===== MATERIAL SHOWN =====
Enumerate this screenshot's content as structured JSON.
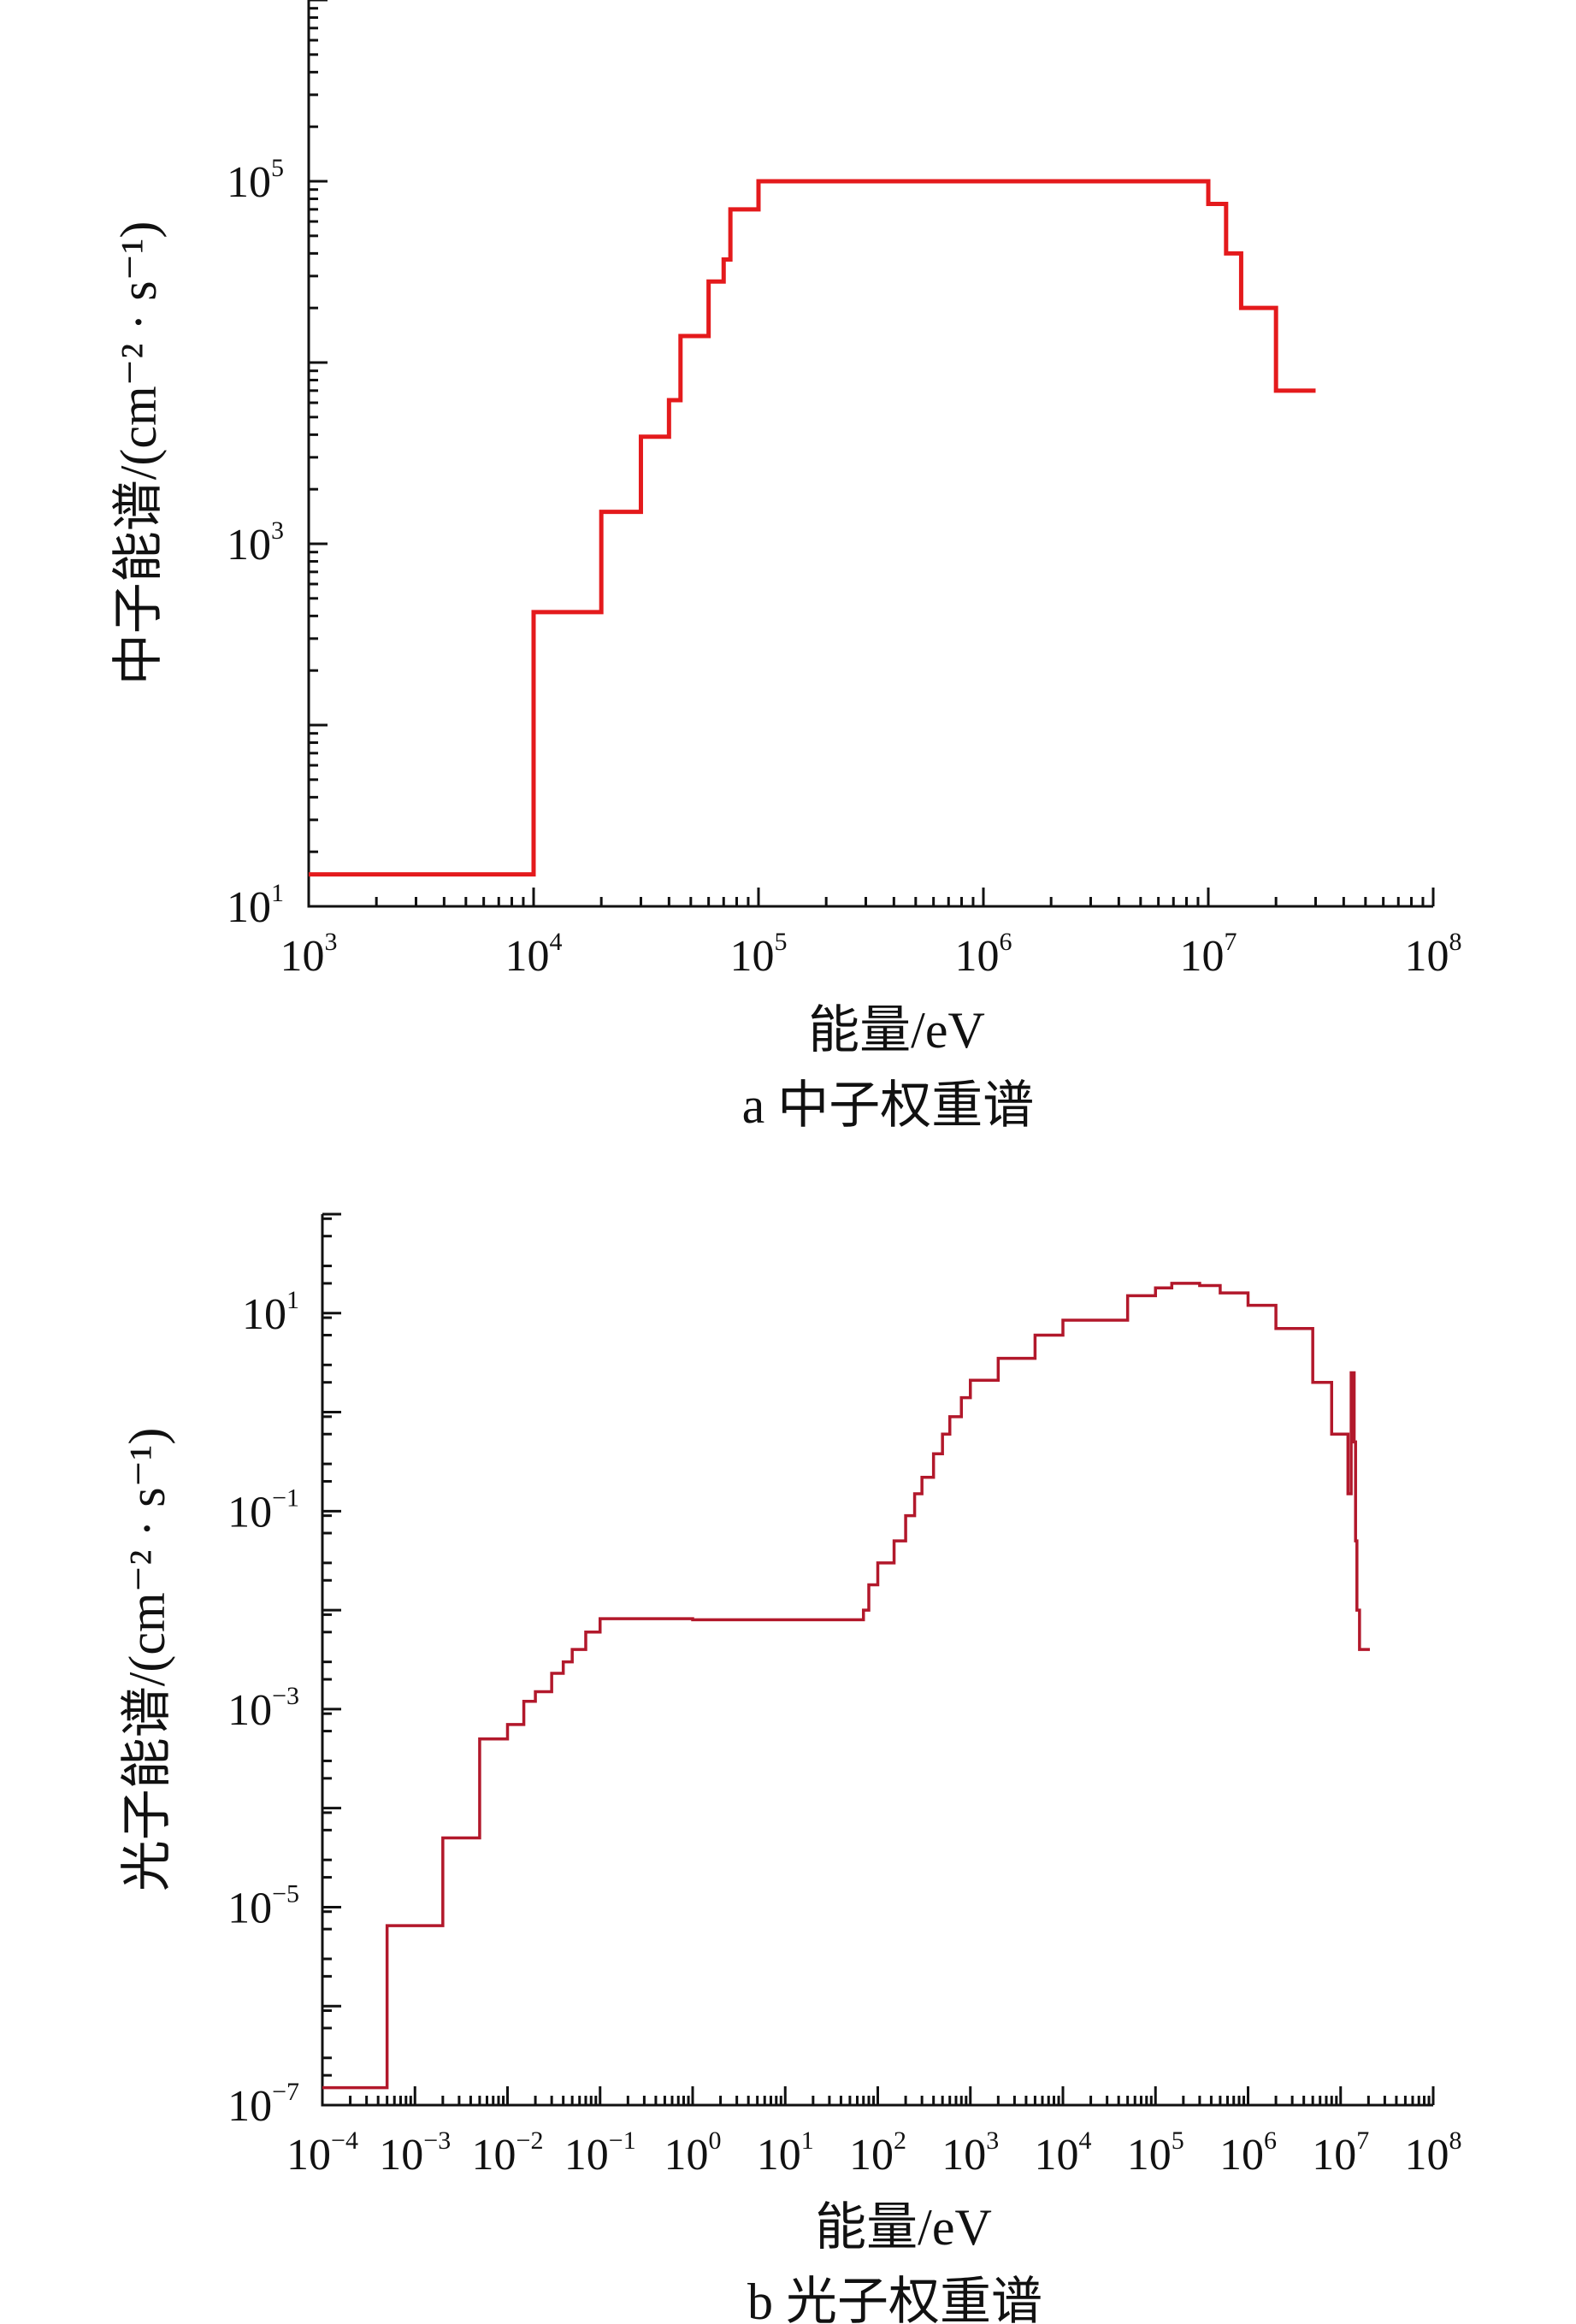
{
  "chart_data": [
    {
      "type": "line",
      "step": true,
      "caption": "a 中子权重谱",
      "xlabel": "能量/eV",
      "ylabel": "中子能谱/(cm⁻² · s⁻¹)",
      "xscale": "log",
      "yscale": "log",
      "xlim": [
        1000,
        100000000
      ],
      "ylim": [
        10,
        1000000
      ],
      "grid": false,
      "color": "#e41a1c",
      "x_ticks": [
        {
          "base": "10",
          "exp": "3"
        },
        {
          "base": "10",
          "exp": "4"
        },
        {
          "base": "10",
          "exp": "5"
        },
        {
          "base": "10",
          "exp": "6"
        },
        {
          "base": "10",
          "exp": "7"
        },
        {
          "base": "10",
          "exp": "8"
        }
      ],
      "y_ticks": [
        {
          "base": "10",
          "exp": "1"
        },
        {
          "base": "10",
          "exp": "3"
        },
        {
          "base": "10",
          "exp": "5"
        }
      ],
      "series": [
        {
          "x": [
            1000,
            10000,
            20000,
            30000,
            40000,
            45000,
            60000,
            70000,
            75000,
            100000,
            10000000,
            12000000,
            14000000,
            20000000,
            30000000
          ],
          "y": [
            15,
            420,
            1500,
            3900,
            6200,
            14000,
            28000,
            37000,
            70000,
            100000,
            75000,
            40000,
            20000,
            7000,
            7000
          ]
        }
      ]
    },
    {
      "type": "line",
      "step": true,
      "caption": "b 光子权重谱",
      "xlabel": "能量/eV",
      "ylabel": "光子能谱/(cm⁻² · s⁻¹)",
      "xscale": "log",
      "yscale": "log",
      "xlim": [
        0.0001,
        100000000
      ],
      "ylim": [
        1e-07,
        100
      ],
      "grid": false,
      "color": "#b2182b",
      "x_ticks": [
        {
          "base": "10",
          "exp": "−4"
        },
        {
          "base": "10",
          "exp": "−3"
        },
        {
          "base": "10",
          "exp": "−2"
        },
        {
          "base": "10",
          "exp": "−1"
        },
        {
          "base": "10",
          "exp": "0"
        },
        {
          "base": "10",
          "exp": "1"
        },
        {
          "base": "10",
          "exp": "2"
        },
        {
          "base": "10",
          "exp": "3"
        },
        {
          "base": "10",
          "exp": "4"
        },
        {
          "base": "10",
          "exp": "5"
        },
        {
          "base": "10",
          "exp": "6"
        },
        {
          "base": "10",
          "exp": "7"
        },
        {
          "base": "10",
          "exp": "8"
        }
      ],
      "y_ticks": [
        {
          "base": "10",
          "exp": "−7"
        },
        {
          "base": "10",
          "exp": "−5"
        },
        {
          "base": "10",
          "exp": "−3"
        },
        {
          "base": "10",
          "exp": "−1"
        },
        {
          "base": "10",
          "exp": "1"
        }
      ],
      "series": [
        {
          "x": [
            0.0001,
            0.0005,
            0.002,
            0.005,
            0.01,
            0.015,
            0.02,
            0.03,
            0.04,
            0.05,
            0.07,
            0.1,
            1,
            10,
            70,
            80,
            100,
            150,
            200,
            250,
            300,
            400,
            500,
            600,
            800,
            1000,
            2000,
            5000,
            10000,
            50000,
            100000,
            150000,
            200000,
            300000,
            500000,
            1000000,
            2000000,
            5000000,
            8000000,
            12000000,
            13000000,
            14000000,
            14500000,
            15000000,
            16000000,
            18000000
          ],
          "y": [
            1.5e-07,
            6.5e-06,
            5e-05,
            0.0005,
            0.0007,
            0.0012,
            0.0015,
            0.0023,
            0.003,
            0.004,
            0.006,
            0.0082,
            0.008,
            0.008,
            0.01,
            0.018,
            0.03,
            0.05,
            0.09,
            0.15,
            0.22,
            0.38,
            0.6,
            0.9,
            1.4,
            2.1,
            3.5,
            6,
            8.5,
            15,
            18,
            20,
            20,
            19,
            16,
            12,
            7,
            2,
            0.6,
            0.15,
            2.5,
            0.5,
            0.05,
            0.01,
            0.004,
            0.004
          ]
        }
      ]
    }
  ]
}
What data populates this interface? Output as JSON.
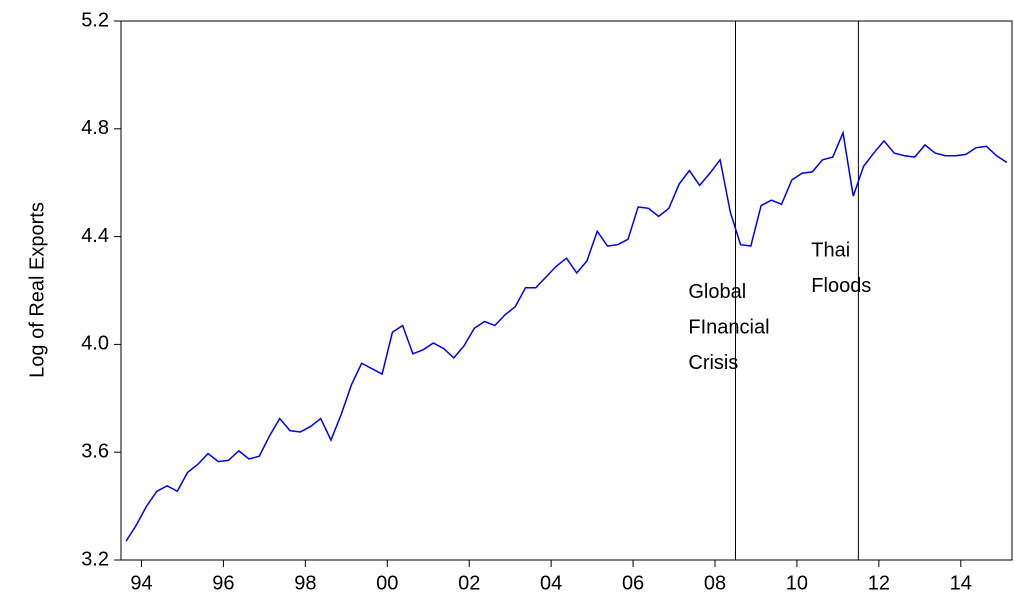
{
  "chart_data": {
    "type": "line",
    "y_label": "Log of Real Exports",
    "x": [
      1994.125,
      1994.375,
      1994.625,
      1994.875,
      1995.125,
      1995.375,
      1995.625,
      1995.875,
      1996.125,
      1996.375,
      1996.625,
      1996.875,
      1997.125,
      1997.375,
      1997.625,
      1997.875,
      1998.125,
      1998.375,
      1998.625,
      1998.875,
      1999.125,
      1999.375,
      1999.625,
      1999.875,
      2000.125,
      2000.375,
      2000.625,
      2000.875,
      2001.125,
      2001.375,
      2001.625,
      2001.875,
      2002.125,
      2002.375,
      2002.625,
      2002.875,
      2003.125,
      2003.375,
      2003.625,
      2003.875,
      2004.125,
      2004.375,
      2004.625,
      2004.875,
      2005.125,
      2005.375,
      2005.625,
      2005.875,
      2006.125,
      2006.375,
      2006.625,
      2006.875,
      2007.125,
      2007.375,
      2007.625,
      2007.875,
      2008.125,
      2008.375,
      2008.625,
      2008.875,
      2009.125,
      2009.375,
      2009.625,
      2009.875,
      2010.125,
      2010.375,
      2010.625,
      2010.875,
      2011.125,
      2011.375,
      2011.625,
      2011.875,
      2012.125,
      2012.375,
      2012.625,
      2012.875,
      2013.125,
      2013.375,
      2013.625,
      2013.875,
      2014.125,
      2014.375,
      2014.625,
      2014.875,
      2015.125,
      2015.375,
      2015.625
    ],
    "series": [
      {
        "name": "Log of Real Exports",
        "color": "#0000ee",
        "values": [
          3.27,
          3.33,
          3.4,
          3.455,
          3.475,
          3.455,
          3.525,
          3.555,
          3.595,
          3.565,
          3.57,
          3.605,
          3.575,
          3.585,
          3.66,
          3.725,
          3.68,
          3.675,
          3.695,
          3.725,
          3.645,
          3.74,
          3.85,
          3.93,
          3.91,
          3.89,
          4.045,
          4.07,
          3.965,
          3.98,
          4.005,
          3.985,
          3.95,
          3.995,
          4.06,
          4.085,
          4.07,
          4.11,
          4.14,
          4.21,
          4.21,
          4.25,
          4.29,
          4.32,
          4.265,
          4.31,
          4.42,
          4.365,
          4.37,
          4.39,
          4.51,
          4.505,
          4.475,
          4.505,
          4.595,
          4.645,
          4.59,
          4.635,
          4.685,
          4.49,
          4.37,
          4.365,
          4.515,
          4.535,
          4.52,
          4.61,
          4.635,
          4.64,
          4.685,
          4.695,
          4.785,
          4.55,
          4.66,
          4.71,
          4.755,
          4.71,
          4.7,
          4.695,
          4.74,
          4.71,
          4.7,
          4.7,
          4.705,
          4.73,
          4.735,
          4.7,
          4.675
        ]
      }
    ],
    "xlim": [
      1994,
      2015.75
    ],
    "xticks": [
      {
        "value": 1994.5,
        "label": "94"
      },
      {
        "value": 1996.5,
        "label": "96"
      },
      {
        "value": 1998.5,
        "label": "98"
      },
      {
        "value": 2000.5,
        "label": "00"
      },
      {
        "value": 2002.5,
        "label": "02"
      },
      {
        "value": 2004.5,
        "label": "04"
      },
      {
        "value": 2006.5,
        "label": "06"
      },
      {
        "value": 2008.5,
        "label": "08"
      },
      {
        "value": 2010.5,
        "label": "10"
      },
      {
        "value": 2012.5,
        "label": "12"
      },
      {
        "value": 2014.5,
        "label": "14"
      }
    ],
    "ylim": [
      3.2,
      5.2
    ],
    "yticks": [
      3.2,
      3.6,
      {
        "value": 4.0,
        "label": "4.0"
      },
      4.4,
      4.8,
      5.2
    ],
    "vlines": [
      2009,
      2012
    ],
    "annotations": [
      {
        "lines": [
          "Global",
          "FInancial",
          "Crisis"
        ],
        "x": 2008.9,
        "y": 4.06
      },
      {
        "lines": [
          "Thai",
          "Floods"
        ],
        "x": 2011.9,
        "y": 4.28
      }
    ]
  }
}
=====
WORK INSTRUCTIONS:
Where a line contains "Exports", copy that line.

EXERCISE RESULT:
    "y_label": "Log of Real Exports",
        "name": "Log of Real Exports",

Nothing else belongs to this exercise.